** Выбранный отрывок **
○ ○ ○ ○ ○
Шрифт:
Интервал:
Закладка:
Подобными примерами полна история. Наиболее красноречивый и все объясняющий пример – царь Ирод. А ведь, скажем, Галлерий Лактанцием живописуется теми же красками, и римский император ничем, даже поразившим его под конец жизни страшным недугом, не отличается от иудейского деспота. Что же касается Валерии, все может быть. Во всяком случае, «христианский вопрос», первое время казавшийся Галлерию совершенно ясным и однозначно решаемым и по ходу времени обнаруживавший ту сложность и глубину проблематики, о которой прежде даже и не догадывались «иллирийские императоры», не мог не привести к тому, чтобы Галлерий постарался понять христиан как можно лучше. Его жена могла и должна была более всего ему в этом поспособствовать. Если это так, а в этом трудно сомневаться, то Валерия, учитывая, что в годы гонений она не поколебалась в вере, находясь, можно сказать, в самом эпицентре зла, совершила великий подвиг. И это опять указывает на то, что главной причиной, заставившей императора кардинально изменить свое отношение к христианам, лежит в плоскости сугубо политической и преследовало одну единственную цель – сохранение Римского мира. Вообще-то, именно этим Галлерий и объяснил принятие эдикта 30 апреля 311 года – «во имя блага и безопасности империи».
Текст эдикта таков:
«Среди важных забот, которыми мы были заняты во имя блага и безопасности империи, мы имели в виду все исправить и восстановить согласно древним законам и древним общественным благочиниям (т. е. порядкам, традициям, обрядам – прим. Ю.С.) римлян…»
Галлерий ясно указывает в эдикте цель тех реформ, которые начаты были при его предшественнике Диоклетиане, а именно – восстановить идеализируемое и существующее, быть может, только в воображении прошлое. Далее речь идет собственно о христианах, к которым Галлерий не скрывает своего недоброжелательства.
«Мы особенно желали возвратить на путь разума и природы впавших в заблуждение христиан, которые отказались от религии и обрядов предков и, самонадеянно отвергая старинные обычаи, сочинили нелепые законы и мнения по внушению своей фантазии и организовали разнообразные общества в различных провинциях нашей империи. Так как эдикты, изданные нами с целью поддержать поклонение богам, подвергли многих христиан опасности и бедствиям, так как многие из них потерпели смерть, а многие другие, в более значительном числе, до сих пор упорствуя в своем нечестивом безрассудстве, лишены всякого публичного религиозного культа, то мы желаем распространить и на этих несчастных людей наше обычное милосердие.
Поэтому мы дозволяем христианам свободно исповедовать их религию и собираться на их сходки без опасений и препятствий, лишь с тем условием, чтобы они всегда оказывали должное уважение существующим законам и властям.
○ ○ ○ ○ ○
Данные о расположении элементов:
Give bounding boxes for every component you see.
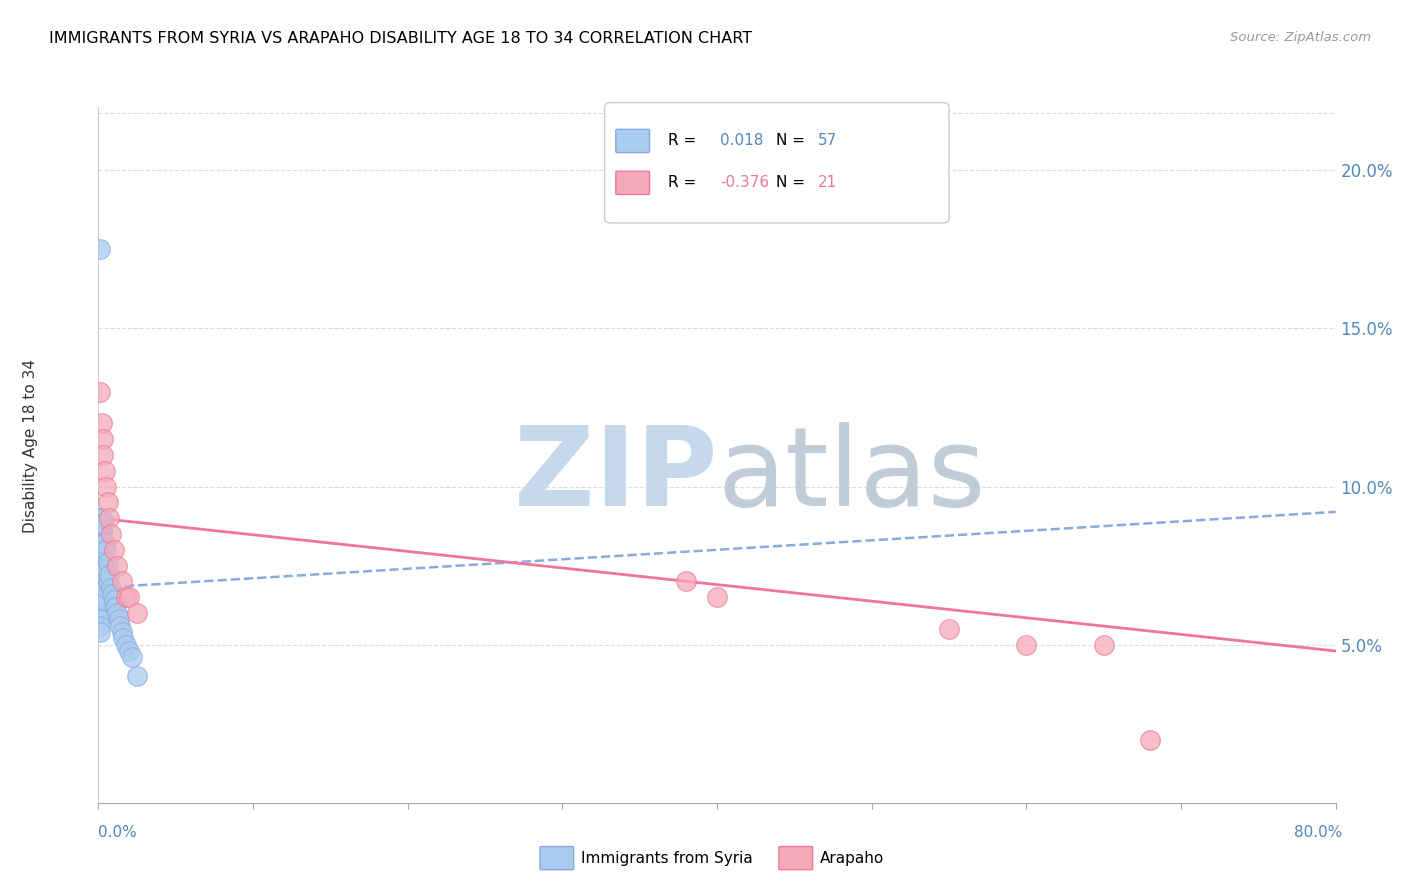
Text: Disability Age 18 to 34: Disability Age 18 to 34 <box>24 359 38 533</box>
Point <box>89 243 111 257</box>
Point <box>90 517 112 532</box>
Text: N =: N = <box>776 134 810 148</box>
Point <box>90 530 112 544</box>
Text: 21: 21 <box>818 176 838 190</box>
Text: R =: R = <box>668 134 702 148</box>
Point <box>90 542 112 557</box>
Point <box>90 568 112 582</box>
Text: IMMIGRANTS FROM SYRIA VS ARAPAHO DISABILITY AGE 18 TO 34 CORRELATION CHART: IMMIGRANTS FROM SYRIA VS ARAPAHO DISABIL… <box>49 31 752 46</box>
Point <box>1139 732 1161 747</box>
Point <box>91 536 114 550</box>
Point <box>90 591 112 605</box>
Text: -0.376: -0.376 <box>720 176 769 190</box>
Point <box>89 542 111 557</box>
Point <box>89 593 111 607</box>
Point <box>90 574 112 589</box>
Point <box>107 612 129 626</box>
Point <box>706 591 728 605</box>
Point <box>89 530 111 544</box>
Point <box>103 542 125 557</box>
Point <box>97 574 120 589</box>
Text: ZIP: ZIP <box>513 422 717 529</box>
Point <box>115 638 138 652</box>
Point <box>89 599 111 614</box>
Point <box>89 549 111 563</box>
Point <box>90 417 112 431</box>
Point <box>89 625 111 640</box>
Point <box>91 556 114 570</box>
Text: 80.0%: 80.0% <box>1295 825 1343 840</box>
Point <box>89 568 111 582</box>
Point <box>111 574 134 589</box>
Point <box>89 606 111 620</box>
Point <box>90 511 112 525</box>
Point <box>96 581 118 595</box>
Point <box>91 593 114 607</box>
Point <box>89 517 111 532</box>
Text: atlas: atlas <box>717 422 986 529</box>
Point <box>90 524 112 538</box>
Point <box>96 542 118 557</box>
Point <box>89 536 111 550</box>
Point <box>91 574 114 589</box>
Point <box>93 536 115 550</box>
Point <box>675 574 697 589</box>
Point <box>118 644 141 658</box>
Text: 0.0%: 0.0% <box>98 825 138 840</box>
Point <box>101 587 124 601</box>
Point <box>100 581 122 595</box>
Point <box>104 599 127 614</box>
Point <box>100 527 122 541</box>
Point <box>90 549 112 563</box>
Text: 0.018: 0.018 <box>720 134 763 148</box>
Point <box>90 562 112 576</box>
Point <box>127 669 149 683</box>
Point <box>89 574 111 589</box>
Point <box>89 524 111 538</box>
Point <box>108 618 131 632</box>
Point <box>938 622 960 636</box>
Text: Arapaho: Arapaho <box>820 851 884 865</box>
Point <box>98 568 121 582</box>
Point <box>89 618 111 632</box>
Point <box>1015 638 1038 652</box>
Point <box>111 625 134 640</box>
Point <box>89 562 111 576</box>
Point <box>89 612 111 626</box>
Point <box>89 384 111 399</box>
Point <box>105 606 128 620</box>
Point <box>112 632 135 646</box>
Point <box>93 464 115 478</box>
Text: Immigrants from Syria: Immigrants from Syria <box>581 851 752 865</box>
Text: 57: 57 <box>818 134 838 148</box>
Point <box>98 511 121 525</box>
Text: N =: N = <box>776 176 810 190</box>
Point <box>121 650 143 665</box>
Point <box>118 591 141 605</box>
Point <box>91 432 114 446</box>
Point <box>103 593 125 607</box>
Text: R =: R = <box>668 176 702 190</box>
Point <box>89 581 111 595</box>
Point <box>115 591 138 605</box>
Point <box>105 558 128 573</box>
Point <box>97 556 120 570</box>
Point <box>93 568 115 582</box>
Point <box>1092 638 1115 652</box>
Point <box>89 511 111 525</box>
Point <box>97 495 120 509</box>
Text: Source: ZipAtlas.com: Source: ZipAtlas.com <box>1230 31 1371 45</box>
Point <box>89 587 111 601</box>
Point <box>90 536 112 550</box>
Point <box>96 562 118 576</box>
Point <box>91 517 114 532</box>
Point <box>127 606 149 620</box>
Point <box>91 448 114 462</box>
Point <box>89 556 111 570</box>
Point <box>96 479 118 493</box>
○ ○ ○ ○ ○
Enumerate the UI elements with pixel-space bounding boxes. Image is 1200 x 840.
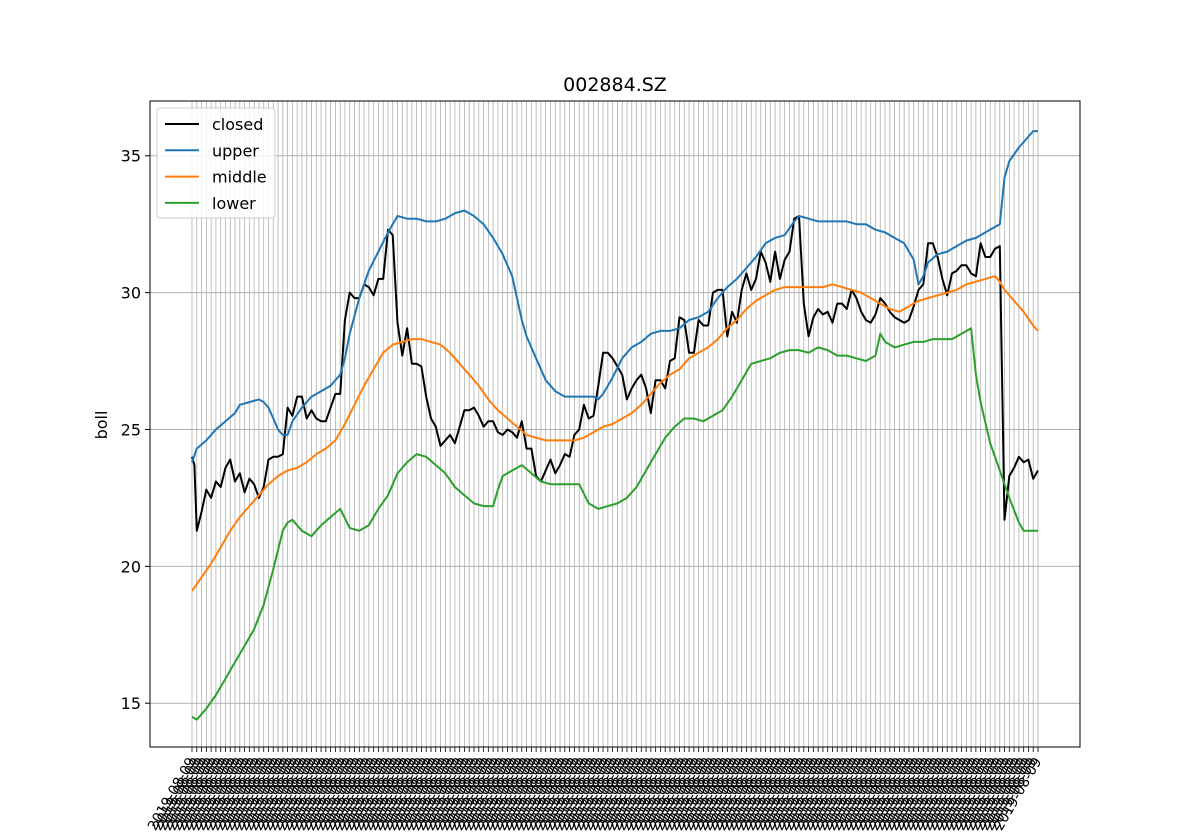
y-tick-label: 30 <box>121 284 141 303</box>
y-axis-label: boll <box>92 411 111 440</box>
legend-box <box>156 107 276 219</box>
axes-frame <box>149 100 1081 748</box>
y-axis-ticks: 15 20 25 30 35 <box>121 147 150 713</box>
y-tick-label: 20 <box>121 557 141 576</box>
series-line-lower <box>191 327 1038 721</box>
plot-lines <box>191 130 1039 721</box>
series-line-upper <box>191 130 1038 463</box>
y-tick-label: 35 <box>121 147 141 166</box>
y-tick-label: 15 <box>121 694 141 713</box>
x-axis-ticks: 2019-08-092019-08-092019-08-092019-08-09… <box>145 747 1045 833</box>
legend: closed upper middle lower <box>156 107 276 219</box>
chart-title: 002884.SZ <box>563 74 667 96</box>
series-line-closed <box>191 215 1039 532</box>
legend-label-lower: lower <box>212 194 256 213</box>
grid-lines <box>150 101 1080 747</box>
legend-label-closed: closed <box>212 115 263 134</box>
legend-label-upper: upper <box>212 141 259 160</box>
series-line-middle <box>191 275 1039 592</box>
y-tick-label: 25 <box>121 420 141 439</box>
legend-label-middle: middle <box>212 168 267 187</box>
○ ○ ○ ○ ○
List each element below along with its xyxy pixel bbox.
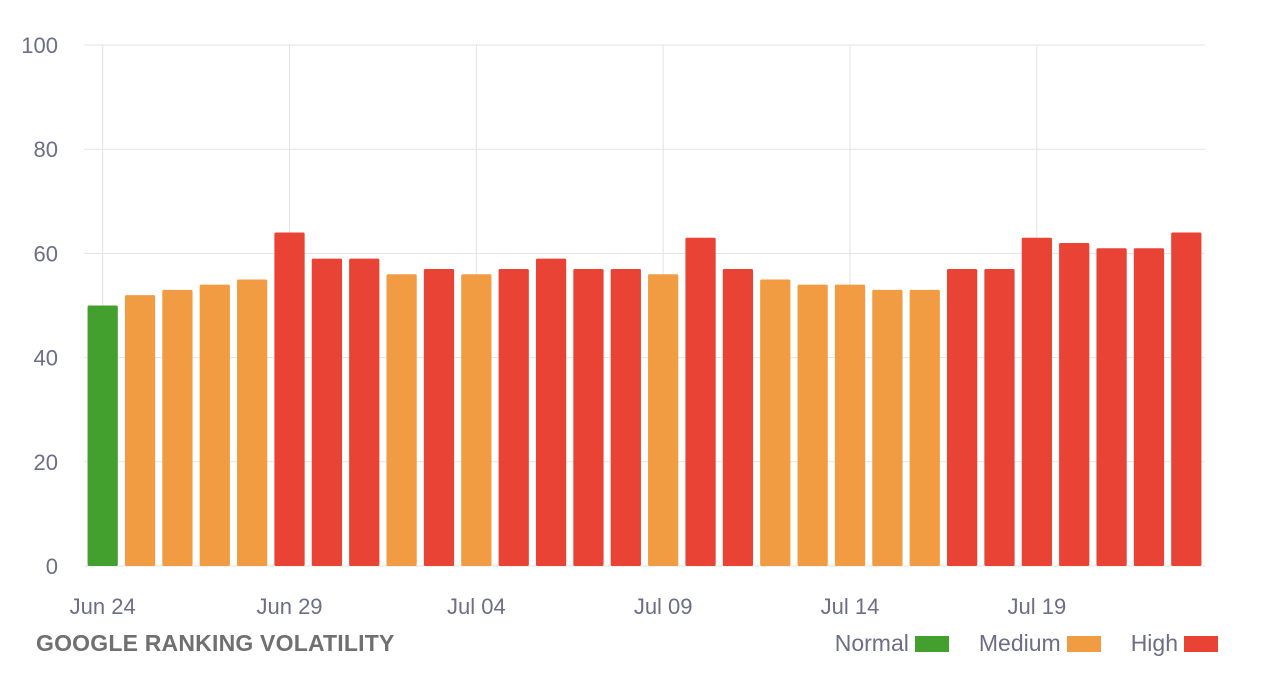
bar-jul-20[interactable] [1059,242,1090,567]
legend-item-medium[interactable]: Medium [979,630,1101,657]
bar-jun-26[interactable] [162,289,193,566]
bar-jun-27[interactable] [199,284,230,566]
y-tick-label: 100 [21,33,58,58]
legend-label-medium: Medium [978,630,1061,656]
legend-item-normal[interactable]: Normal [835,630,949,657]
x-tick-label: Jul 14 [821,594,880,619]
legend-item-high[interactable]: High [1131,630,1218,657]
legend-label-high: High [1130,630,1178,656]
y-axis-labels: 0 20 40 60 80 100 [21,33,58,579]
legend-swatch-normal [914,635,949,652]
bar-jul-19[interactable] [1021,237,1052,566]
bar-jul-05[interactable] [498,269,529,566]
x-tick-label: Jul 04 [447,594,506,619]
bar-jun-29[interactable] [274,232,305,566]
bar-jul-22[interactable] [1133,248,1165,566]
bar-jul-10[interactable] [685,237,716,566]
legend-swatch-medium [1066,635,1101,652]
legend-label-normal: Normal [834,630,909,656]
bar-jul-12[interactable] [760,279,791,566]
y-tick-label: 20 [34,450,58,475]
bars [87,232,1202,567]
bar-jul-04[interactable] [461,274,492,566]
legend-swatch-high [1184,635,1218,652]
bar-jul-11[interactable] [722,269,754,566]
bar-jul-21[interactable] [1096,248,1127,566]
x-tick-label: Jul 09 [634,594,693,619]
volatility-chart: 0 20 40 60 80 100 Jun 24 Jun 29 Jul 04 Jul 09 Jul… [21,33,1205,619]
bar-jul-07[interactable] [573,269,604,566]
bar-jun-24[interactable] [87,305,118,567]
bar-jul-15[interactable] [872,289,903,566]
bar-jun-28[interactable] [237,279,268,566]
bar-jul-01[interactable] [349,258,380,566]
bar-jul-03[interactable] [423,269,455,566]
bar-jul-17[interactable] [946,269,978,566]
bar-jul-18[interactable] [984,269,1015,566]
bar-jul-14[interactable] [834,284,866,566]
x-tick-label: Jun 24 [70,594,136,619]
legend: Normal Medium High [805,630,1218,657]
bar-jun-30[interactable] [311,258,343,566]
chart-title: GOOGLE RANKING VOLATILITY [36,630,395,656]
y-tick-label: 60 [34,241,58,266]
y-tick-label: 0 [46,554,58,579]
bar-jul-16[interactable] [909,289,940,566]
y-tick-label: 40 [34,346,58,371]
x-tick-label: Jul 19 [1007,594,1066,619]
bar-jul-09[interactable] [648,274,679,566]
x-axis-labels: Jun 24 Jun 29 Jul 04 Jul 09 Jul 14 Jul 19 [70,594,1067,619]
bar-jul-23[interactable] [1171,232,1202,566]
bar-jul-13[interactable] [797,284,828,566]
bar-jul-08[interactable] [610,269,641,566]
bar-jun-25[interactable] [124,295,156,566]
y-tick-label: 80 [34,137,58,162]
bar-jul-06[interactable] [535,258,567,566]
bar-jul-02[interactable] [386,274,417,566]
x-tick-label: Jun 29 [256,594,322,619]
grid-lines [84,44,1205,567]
○ ○ ○ ○ ○
** Задание **
Какого числа, согласно отрывку об эдикте Галлерия, был принят этот эдикт?

** Полный ответ **
30 апреля 311 года.